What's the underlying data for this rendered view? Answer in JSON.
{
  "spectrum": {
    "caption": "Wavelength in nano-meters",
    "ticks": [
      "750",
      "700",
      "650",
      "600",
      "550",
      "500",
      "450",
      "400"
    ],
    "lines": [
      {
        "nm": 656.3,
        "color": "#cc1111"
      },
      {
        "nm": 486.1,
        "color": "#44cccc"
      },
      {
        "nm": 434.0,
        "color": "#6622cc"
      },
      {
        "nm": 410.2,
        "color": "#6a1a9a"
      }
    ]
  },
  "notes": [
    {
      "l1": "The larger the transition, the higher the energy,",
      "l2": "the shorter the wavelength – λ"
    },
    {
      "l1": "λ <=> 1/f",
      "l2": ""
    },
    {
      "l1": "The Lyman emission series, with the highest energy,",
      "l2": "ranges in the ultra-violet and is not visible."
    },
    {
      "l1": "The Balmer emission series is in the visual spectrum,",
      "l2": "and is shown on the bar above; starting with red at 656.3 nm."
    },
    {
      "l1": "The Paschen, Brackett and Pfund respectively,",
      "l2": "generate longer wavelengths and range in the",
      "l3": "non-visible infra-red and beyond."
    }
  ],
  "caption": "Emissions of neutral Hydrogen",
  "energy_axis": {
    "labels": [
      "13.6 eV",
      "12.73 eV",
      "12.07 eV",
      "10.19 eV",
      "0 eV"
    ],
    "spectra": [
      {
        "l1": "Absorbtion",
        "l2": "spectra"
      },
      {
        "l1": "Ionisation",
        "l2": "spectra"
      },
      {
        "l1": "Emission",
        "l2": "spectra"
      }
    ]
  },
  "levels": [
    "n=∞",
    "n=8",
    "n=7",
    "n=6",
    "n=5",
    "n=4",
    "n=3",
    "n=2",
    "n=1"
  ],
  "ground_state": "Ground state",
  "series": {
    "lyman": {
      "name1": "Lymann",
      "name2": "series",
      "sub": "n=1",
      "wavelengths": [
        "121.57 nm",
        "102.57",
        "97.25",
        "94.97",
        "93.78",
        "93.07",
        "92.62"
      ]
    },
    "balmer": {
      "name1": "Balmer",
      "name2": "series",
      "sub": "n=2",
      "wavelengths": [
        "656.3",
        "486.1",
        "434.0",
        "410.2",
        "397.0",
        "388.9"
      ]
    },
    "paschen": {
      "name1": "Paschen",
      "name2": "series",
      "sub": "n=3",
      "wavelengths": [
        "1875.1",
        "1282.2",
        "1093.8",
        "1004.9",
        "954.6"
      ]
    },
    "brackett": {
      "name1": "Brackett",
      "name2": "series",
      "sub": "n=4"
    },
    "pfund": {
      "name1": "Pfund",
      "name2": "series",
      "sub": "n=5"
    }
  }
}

===============

Exercise details -
Write out all the records above again, exactly as they stand.

Exercise output -
What's the underlying data for this rendered view? Answer in JSON.
{
  "spectrum": {
    "caption": "Wavelength in nano-meters",
    "ticks": [
      "750",
      "700",
      "650",
      "600",
      "550",
      "500",
      "450",
      "400"
    ],
    "lines": [
      {
        "nm": 656.3,
        "color": "#cc1111"
      },
      {
        "nm": 486.1,
        "color": "#44cccc"
      },
      {
        "nm": 434.0,
        "color": "#6622cc"
      },
      {
        "nm": 410.2,
        "color": "#6a1a9a"
      }
    ]
  },
  "notes": [
    {
      "l1": "The larger the transition, the higher the energy,",
      "l2": "the shorter the wavelength – λ"
    },
    {
      "l1": "λ <=> 1/f",
      "l2": ""
    },
    {
      "l1": "The Lyman emission series, with the highest energy,",
      "l2": "ranges in the ultra-violet and is not visible."
    },
    {
      "l1": "The Balmer emission series is in the visual spectrum,",
      "l2": "and is shown on the bar above; starting with red at 656.3 nm."
    },
    {
      "l1": "The Paschen, Brackett and Pfund respectively,",
      "l2": "generate longer wavelengths and range in the",
      "l3": "non-visible infra-red and beyond."
    }
  ],
  "caption": "Emissions of neutral Hydrogen",
  "energy_axis": {
    "labels": [
      "13.6 eV",
      "12.73 eV",
      "12.07 eV",
      "10.19 eV",
      "0 eV"
    ],
    "spectra": [
      {
        "l1": "Absorbtion",
        "l2": "spectra"
      },
      {
        "l1": "Ionisation",
        "l2": "spectra"
      },
      {
        "l1": "Emission",
        "l2": "spectra"
      }
    ]
  },
  "levels": [
    "n=∞",
    "n=8",
    "n=7",
    "n=6",
    "n=5",
    "n=4",
    "n=3",
    "n=2",
    "n=1"
  ],
  "ground_state": "Ground state",
  "series": {
    "lyman": {
      "name1": "Lymann",
      "name2": "series",
      "sub": "n=1",
      "wavelengths": [
        "121.57 nm",
        "102.57",
        "97.25",
        "94.97",
        "93.78",
        "93.07",
        "92.62"
      ]
    },
    "balmer": {
      "name1": "Balmer",
      "name2": "series",
      "sub": "n=2",
      "wavelengths": [
        "656.3",
        "486.1",
        "434.0",
        "410.2",
        "397.0",
        "388.9"
      ]
    },
    "paschen": {
      "name1": "Paschen",
      "name2": "series",
      "sub": "n=3",
      "wavelengths": [
        "1875.1",
        "1282.2",
        "1093.8",
        "1004.9",
        "954.6"
      ]
    },
    "brackett": {
      "name1": "Brackett",
      "name2": "series",
      "sub": "n=4"
    },
    "pfund": {
      "name1": "Pfund",
      "name2": "series",
      "sub": "n=5"
    }
  }
}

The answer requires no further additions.